#### [The exercise]
All of the listing below must be repeated word for word. Pictures are the only thing to omit.

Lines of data
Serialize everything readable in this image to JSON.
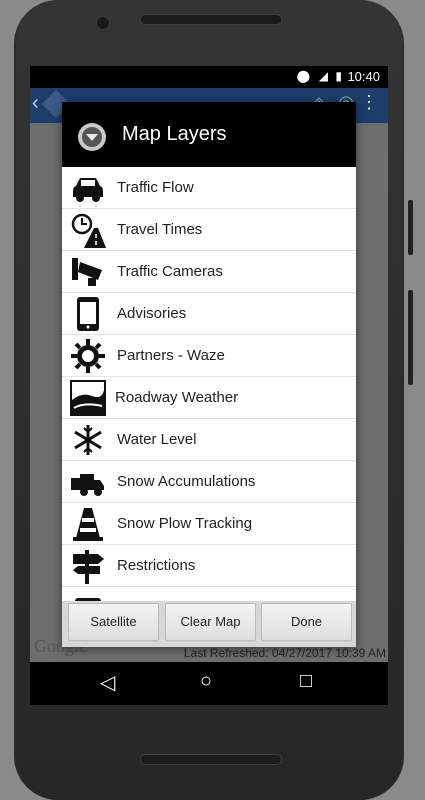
{
  "statusbar": {
    "time": "10:40"
  },
  "dialog": {
    "title": "Map Layers",
    "items": [
      {
        "label": "Traffic Flow",
        "icon": "car-icon"
      },
      {
        "label": "Travel Times",
        "icon": "clock-road-icon"
      },
      {
        "label": "Traffic Cameras",
        "icon": "camera-icon"
      },
      {
        "label": "Advisories",
        "icon": "phone-icon"
      },
      {
        "label": "Partners - Waze",
        "icon": "gear-icon"
      },
      {
        "label": "Roadway Weather",
        "icon": "weather-icon"
      },
      {
        "label": "Water Level",
        "icon": "snowflake-icon"
      },
      {
        "label": "Snow Accumulations",
        "icon": "truck-icon"
      },
      {
        "label": "Snow Plow Tracking",
        "icon": "cone-icon"
      },
      {
        "label": "Restrictions",
        "icon": "signpost-icon"
      }
    ],
    "buttons": {
      "satellite": "Satellite",
      "clear_map": "Clear Map",
      "done": "Done"
    }
  },
  "map": {
    "attribution": "Google",
    "last_refreshed": "Last Refreshed: 04/27/2017 10:39 AM"
  }
}
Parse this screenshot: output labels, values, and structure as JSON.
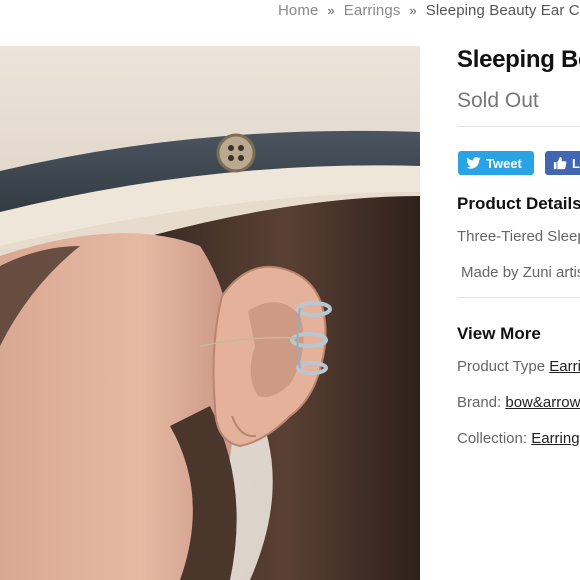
{
  "breadcrumb": {
    "home": "Home",
    "separator": "»",
    "category": "Earrings",
    "current": "Sleeping Beauty Ear Cuff"
  },
  "product": {
    "image_alt": "Ear cuff product photo",
    "title": "Sleeping Beauty Ear Cuff",
    "status": "Sold Out"
  },
  "share": {
    "tweet_label": "Tweet",
    "like_label": "Like",
    "twitter_color": "#2aa3e5",
    "facebook_color": "#4267b2"
  },
  "details": {
    "heading": "Product Details",
    "description": "Three-Tiered Sleeping Beauty Ear Cuff",
    "made_by": "Made by Zuni artisans"
  },
  "view_more": {
    "heading": "View More",
    "type_label": "Product Type",
    "type_value": "Earrings",
    "brand_label": "Brand:",
    "brand_value": "bow&arrow",
    "collection_label": "Collection:",
    "collection_value": "Earrings"
  }
}
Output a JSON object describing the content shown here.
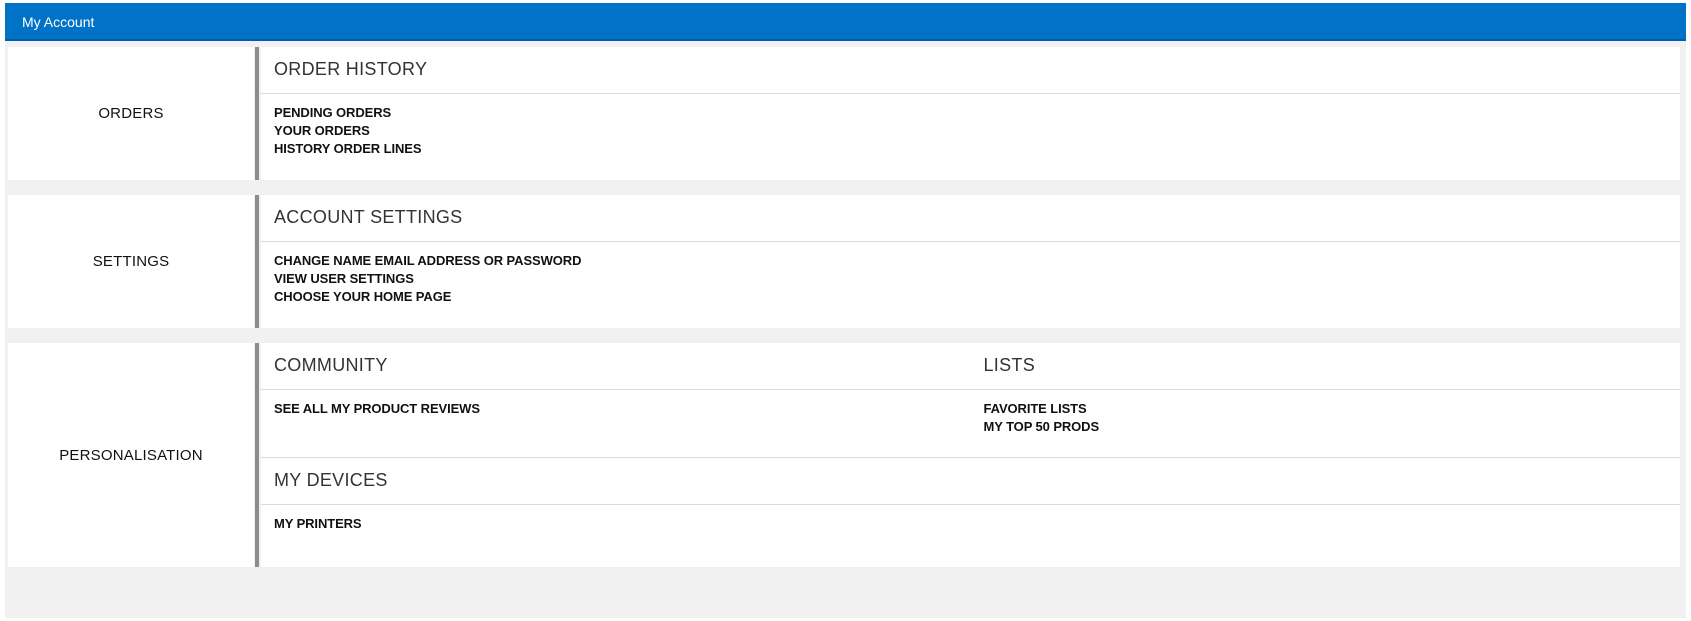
{
  "header": {
    "title": "My Account"
  },
  "sections": [
    {
      "label": "ORDERS",
      "groups": [
        {
          "title": "ORDER HISTORY",
          "links": [
            "PENDING ORDERS",
            "YOUR ORDERS",
            "HISTORY ORDER LINES"
          ]
        }
      ]
    },
    {
      "label": "SETTINGS",
      "groups": [
        {
          "title": "ACCOUNT SETTINGS",
          "links": [
            "CHANGE NAME EMAIL ADDRESS OR PASSWORD",
            "VIEW USER SETTINGS",
            "CHOOSE YOUR HOME PAGE"
          ]
        }
      ]
    },
    {
      "label": "PERSONALISATION",
      "groups": [
        {
          "title": "COMMUNITY",
          "links": [
            "SEE ALL MY PRODUCT REVIEWS"
          ]
        },
        {
          "title": "LISTS",
          "links": [
            "FAVORITE LISTS",
            "MY TOP 50 PRODS"
          ]
        },
        {
          "title": "MY DEVICES",
          "links": [
            "MY PRINTERS"
          ]
        }
      ]
    }
  ],
  "colors": {
    "header_bg": "#0073c6",
    "page_bg": "#f1f1f1",
    "section_bar": "#8c8c8c"
  }
}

#### [Answer below]
Serialize everything readable in this image to JSON.
{
  "statusbar": {
    "time": "10:40"
  },
  "dialog": {
    "title": "Map Layers",
    "items": [
      {
        "label": "Traffic Flow",
        "icon": "car-icon"
      },
      {
        "label": "Travel Times",
        "icon": "clock-road-icon"
      },
      {
        "label": "Traffic Cameras",
        "icon": "camera-icon"
      },
      {
        "label": "Advisories",
        "icon": "phone-icon"
      },
      {
        "label": "Partners - Waze",
        "icon": "gear-icon"
      },
      {
        "label": "Roadway Weather",
        "icon": "weather-icon"
      },
      {
        "label": "Water Level",
        "icon": "snowflake-icon"
      },
      {
        "label": "Snow Accumulations",
        "icon": "truck-icon"
      },
      {
        "label": "Snow Plow Tracking",
        "icon": "cone-icon"
      },
      {
        "label": "Restrictions",
        "icon": "signpost-icon"
      }
    ],
    "buttons": {
      "satellite": "Satellite",
      "clear_map": "Clear Map",
      "done": "Done"
    }
  },
  "map": {
    "attribution": "Google",
    "last_refreshed": "Last Refreshed: 04/27/2017 10:39 AM"
  }
}
Parse this screenshot: output labels, values, and structure as JSON.
{
  "breadcrumb": {
    "home": "Home",
    "separator": "»",
    "category": "Earrings",
    "current": "Sleeping Beauty Ear Cuff"
  },
  "product": {
    "image_alt": "Ear cuff product photo",
    "title": "Sleeping Beauty Ear Cuff",
    "status": "Sold Out"
  },
  "share": {
    "tweet_label": "Tweet",
    "like_label": "Like",
    "twitter_color": "#2aa3e5",
    "facebook_color": "#4267b2"
  },
  "details": {
    "heading": "Product Details",
    "description": "Three-Tiered Sleeping Beauty Ear Cuff",
    "made_by": "Made by Zuni artisans"
  },
  "view_more": {
    "heading": "View More",
    "type_label": "Product Type",
    "type_value": "Earrings",
    "brand_label": "Brand:",
    "brand_value": "bow&arrow",
    "collection_label": "Collection:",
    "collection_value": "Earrings"
  }
}
Output a JSON object describing the content shown here.
{
  "header": {
    "title": "My Account"
  },
  "sections": [
    {
      "label": "ORDERS",
      "groups": [
        {
          "title": "ORDER HISTORY",
          "links": [
            "PENDING ORDERS",
            "YOUR ORDERS",
            "HISTORY ORDER LINES"
          ]
        }
      ]
    },
    {
      "label": "SETTINGS",
      "groups": [
        {
          "title": "ACCOUNT SETTINGS",
          "links": [
            "CHANGE NAME EMAIL ADDRESS OR PASSWORD",
            "VIEW USER SETTINGS",
            "CHOOSE YOUR HOME PAGE"
          ]
        }
      ]
    },
    {
      "label": "PERSONALISATION",
      "groups": [
        {
          "title": "COMMUNITY",
          "links": [
            "SEE ALL MY PRODUCT REVIEWS"
          ]
        },
        {
          "title": "LISTS",
          "links": [
            "FAVORITE LISTS",
            "MY TOP 50 PRODS"
          ]
        },
        {
          "title": "MY DEVICES",
          "links": [
            "MY PRINTERS"
          ]
        }
      ]
    }
  ],
  "colors": {
    "header_bg": "#0073c6",
    "page_bg": "#f1f1f1",
    "section_bar": "#8c8c8c"
  }
}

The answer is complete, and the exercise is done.